Task brief =>
Exactly as written, print each record in the listing.

Excerpted records =>
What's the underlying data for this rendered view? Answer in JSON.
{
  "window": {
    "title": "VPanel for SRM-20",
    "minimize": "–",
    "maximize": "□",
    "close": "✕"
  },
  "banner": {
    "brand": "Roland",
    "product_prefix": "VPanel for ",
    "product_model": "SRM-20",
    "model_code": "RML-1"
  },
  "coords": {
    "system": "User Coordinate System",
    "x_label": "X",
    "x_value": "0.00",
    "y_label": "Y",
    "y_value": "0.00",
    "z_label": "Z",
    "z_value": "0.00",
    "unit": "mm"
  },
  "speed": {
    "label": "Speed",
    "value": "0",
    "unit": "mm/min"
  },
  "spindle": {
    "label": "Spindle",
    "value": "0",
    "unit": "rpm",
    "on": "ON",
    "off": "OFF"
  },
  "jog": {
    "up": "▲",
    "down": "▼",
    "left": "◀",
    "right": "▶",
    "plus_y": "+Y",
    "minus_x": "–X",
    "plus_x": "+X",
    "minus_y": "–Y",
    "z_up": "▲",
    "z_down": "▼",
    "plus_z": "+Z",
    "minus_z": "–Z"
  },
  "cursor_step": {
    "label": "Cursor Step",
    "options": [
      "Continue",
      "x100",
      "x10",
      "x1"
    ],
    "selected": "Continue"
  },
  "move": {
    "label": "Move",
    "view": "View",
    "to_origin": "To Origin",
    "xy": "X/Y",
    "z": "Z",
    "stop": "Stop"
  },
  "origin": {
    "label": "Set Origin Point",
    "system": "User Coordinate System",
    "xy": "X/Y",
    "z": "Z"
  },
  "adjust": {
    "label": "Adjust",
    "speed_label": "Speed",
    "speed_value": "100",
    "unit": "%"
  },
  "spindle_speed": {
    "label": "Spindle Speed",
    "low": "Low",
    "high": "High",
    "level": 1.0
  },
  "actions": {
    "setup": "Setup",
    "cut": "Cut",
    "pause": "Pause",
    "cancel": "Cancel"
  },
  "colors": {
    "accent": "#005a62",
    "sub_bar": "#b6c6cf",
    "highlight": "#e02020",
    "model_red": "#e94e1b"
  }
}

Answer to the exercise =>
What's the underlying data for this rendered view? Answer in JSON.
{
  "window": {
    "title": "VPanel for SRM-20",
    "minimize": "–",
    "maximize": "□",
    "close": "✕"
  },
  "banner": {
    "brand": "Roland",
    "product_prefix": "VPanel for ",
    "product_model": "SRM-20",
    "model_code": "RML-1"
  },
  "coords": {
    "system": "User Coordinate System",
    "x_label": "X",
    "x_value": "0.00",
    "y_label": "Y",
    "y_value": "0.00",
    "z_label": "Z",
    "z_value": "0.00",
    "unit": "mm"
  },
  "speed": {
    "label": "Speed",
    "value": "0",
    "unit": "mm/min"
  },
  "spindle": {
    "label": "Spindle",
    "value": "0",
    "unit": "rpm",
    "on": "ON",
    "off": "OFF"
  },
  "jog": {
    "up": "▲",
    "down": "▼",
    "left": "◀",
    "right": "▶",
    "plus_y": "+Y",
    "minus_x": "–X",
    "plus_x": "+X",
    "minus_y": "–Y",
    "z_up": "▲",
    "z_down": "▼",
    "plus_z": "+Z",
    "minus_z": "–Z"
  },
  "cursor_step": {
    "label": "Cursor Step",
    "options": [
      "Continue",
      "x100",
      "x10",
      "x1"
    ],
    "selected": "Continue"
  },
  "move": {
    "label": "Move",
    "view": "View",
    "to_origin": "To Origin",
    "xy": "X/Y",
    "z": "Z",
    "stop": "Stop"
  },
  "origin": {
    "label": "Set Origin Point",
    "system": "User Coordinate System",
    "xy": "X/Y",
    "z": "Z"
  },
  "adjust": {
    "label": "Adjust",
    "speed_label": "Speed",
    "speed_value": "100",
    "unit": "%"
  },
  "spindle_speed": {
    "label": "Spindle Speed",
    "low": "Low",
    "high": "High",
    "level": 1.0
  },
  "actions": {
    "setup": "Setup",
    "cut": "Cut",
    "pause": "Pause",
    "cancel": "Cancel"
  },
  "colors": {
    "accent": "#005a62",
    "sub_bar": "#b6c6cf",
    "highlight": "#e02020",
    "model_red": "#e94e1b"
  }
}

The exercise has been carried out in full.